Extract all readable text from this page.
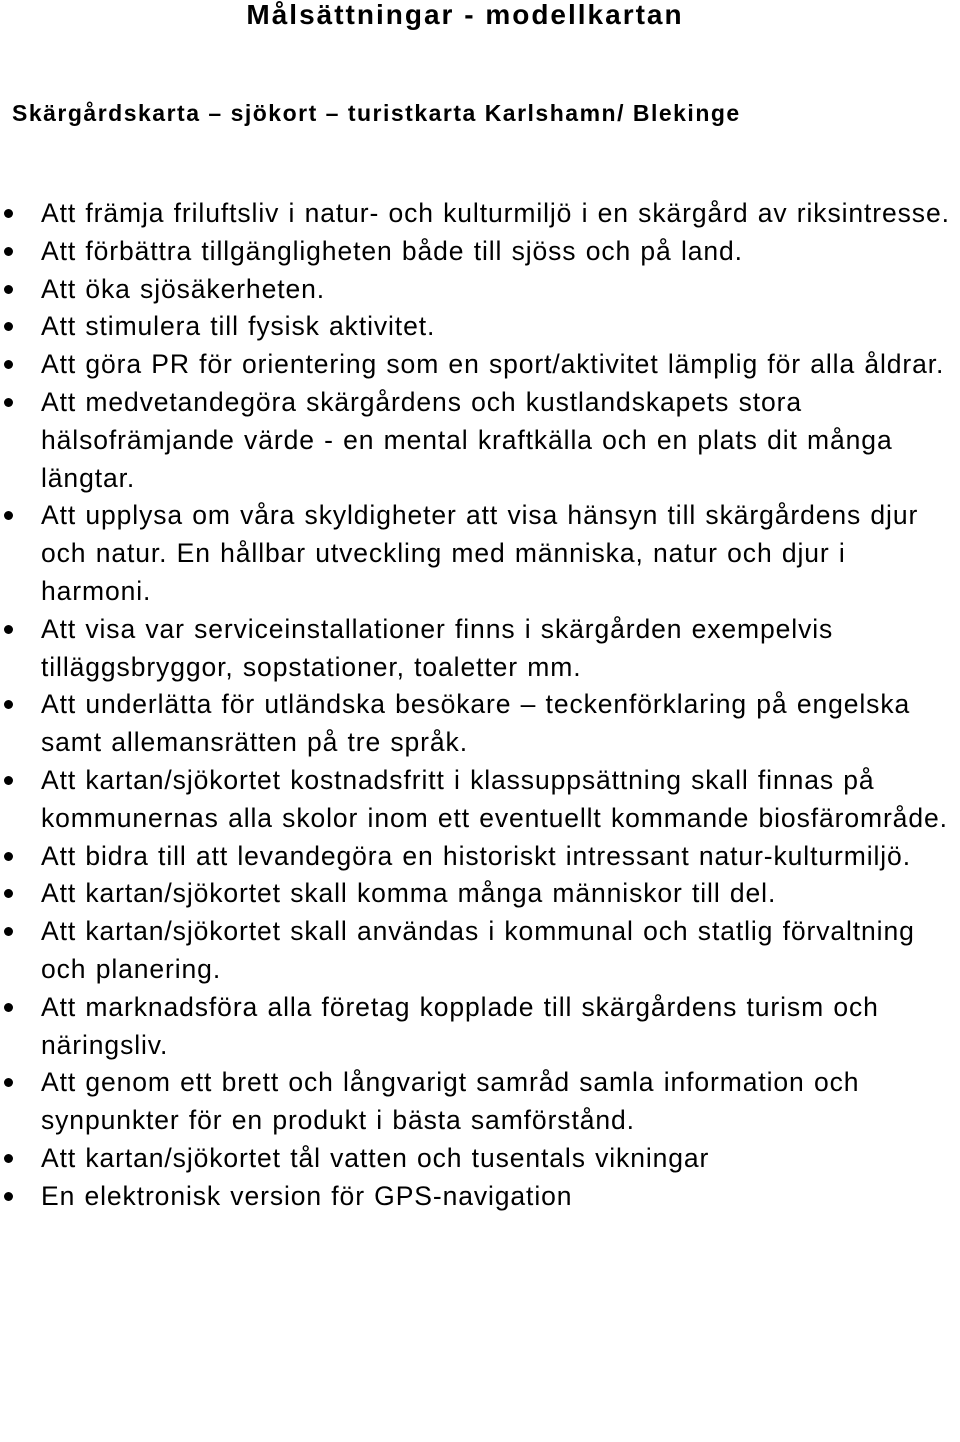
Målsättningar - modellkartan
Skärgårdskarta – sjökort – turistkarta Karlshamn/ Blekinge
Att främja friluftsliv i natur- och kulturmiljö i en skärgård av riksintresse.
Att förbättra tillgängligheten både till sjöss och på land.
Att öka sjösäkerheten.
Att stimulera till fysisk aktivitet.
Att göra PR för orientering som en sport/aktivitet lämplig för alla åldrar.
Att medvetandegöra skärgårdens och kustlandskapets stora hälsofrämjande värde - en mental kraftkälla och en plats dit många längtar.
Att upplysa om våra skyldigheter att visa hänsyn till skärgårdens djur och natur. En hållbar utveckling med människa, natur och djur i harmoni.
Att visa var serviceinstallationer finns i skärgården exempelvis tilläggsbryggor, sopstationer, toaletter mm.
Att underlätta för utländska besökare – teckenförklaring på engelska samt allemansrätten på tre språk.
Att kartan/sjökortet kostnadsfritt i klassuppsättning skall finnas på kommunernas alla skolor inom ett eventuellt kommande biosfärområde.
Att bidra till att levandegöra en historiskt intressant natur-kulturmiljö.
Att kartan/sjökortet skall komma många människor till del.
Att kartan/sjökortet skall användas i kommunal och statlig förvaltning och planering.
Att marknadsföra alla företag kopplade till skärgårdens turism och näringsliv.
Att genom ett brett och långvarigt samråd samla information och synpunkter för en produkt i bästa samförstånd.
Att kartan/sjökortet tål vatten och tusentals vikningar
En elektronisk version för GPS-navigation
···
== How to complete this task ==
Copy out each record word for word and omit any pictures.

== Written solution ==
Extract all readable text from this page.
Målsättningar - modellkartan
Skärgårdskarta – sjökort – turistkarta Karlshamn/ Blekinge
Att främja friluftsliv i natur- och kulturmiljö i en skärgård av riksintresse.
Att förbättra tillgängligheten både till sjöss och på land.
Att öka sjösäkerheten.
Att stimulera till fysisk aktivitet.
Att göra PR för orientering som en sport/aktivitet lämplig för alla åldrar.
Att medvetandegöra skärgårdens och kustlandskapets stora hälsofrämjande värde - en mental kraftkälla och en plats dit många längtar.
Att upplysa om våra skyldigheter att visa hänsyn till skärgårdens djur och natur. En hållbar utveckling med människa, natur och djur i harmoni.
Att visa var serviceinstallationer finns i skärgården exempelvis tilläggsbryggor, sopstationer, toaletter mm.
Att underlätta för utländska besökare – teckenförklaring på engelska samt allemansrätten på tre språk.
Att kartan/sjökortet kostnadsfritt i klassuppsättning skall finnas på kommunernas alla skolor inom ett eventuellt kommande biosfärområde.
Att bidra till att levandegöra en historiskt intressant natur-kulturmiljö.
Att kartan/sjökortet skall komma många människor till del.
Att kartan/sjökortet skall användas i kommunal och statlig förvaltning och planering.
Att marknadsföra alla företag kopplade till skärgårdens turism och näringsliv.
Att genom ett brett och långvarigt samråd samla information och synpunkter för en produkt i bästa samförstånd.
Att kartan/sjökortet tål vatten och tusentals vikningar
En elektronisk version för GPS-navigation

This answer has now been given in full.